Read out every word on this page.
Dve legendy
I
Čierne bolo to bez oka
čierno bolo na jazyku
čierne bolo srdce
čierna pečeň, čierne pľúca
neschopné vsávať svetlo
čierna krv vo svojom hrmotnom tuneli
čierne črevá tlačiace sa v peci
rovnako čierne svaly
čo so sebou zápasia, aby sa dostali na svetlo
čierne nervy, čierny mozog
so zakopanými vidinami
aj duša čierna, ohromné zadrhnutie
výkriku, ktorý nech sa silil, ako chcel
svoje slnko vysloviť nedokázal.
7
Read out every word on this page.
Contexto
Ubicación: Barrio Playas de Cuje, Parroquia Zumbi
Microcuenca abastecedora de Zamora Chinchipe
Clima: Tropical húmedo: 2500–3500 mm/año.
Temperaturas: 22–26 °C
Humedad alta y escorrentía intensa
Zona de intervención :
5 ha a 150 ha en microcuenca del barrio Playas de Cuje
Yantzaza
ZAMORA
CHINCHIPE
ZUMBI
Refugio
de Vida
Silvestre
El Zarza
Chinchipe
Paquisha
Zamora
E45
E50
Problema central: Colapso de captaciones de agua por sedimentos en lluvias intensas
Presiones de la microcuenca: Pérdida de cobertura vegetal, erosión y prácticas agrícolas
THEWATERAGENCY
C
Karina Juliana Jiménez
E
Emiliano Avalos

——

• [Written instruction]
Spot every line that holds "Playas" and copy it.

• [Complete output]
Ubicación: Barrio Playas de Cuje, Parroquia Zumbi
5 ha a 150 ha en microcuenca del barrio Playas de Cuje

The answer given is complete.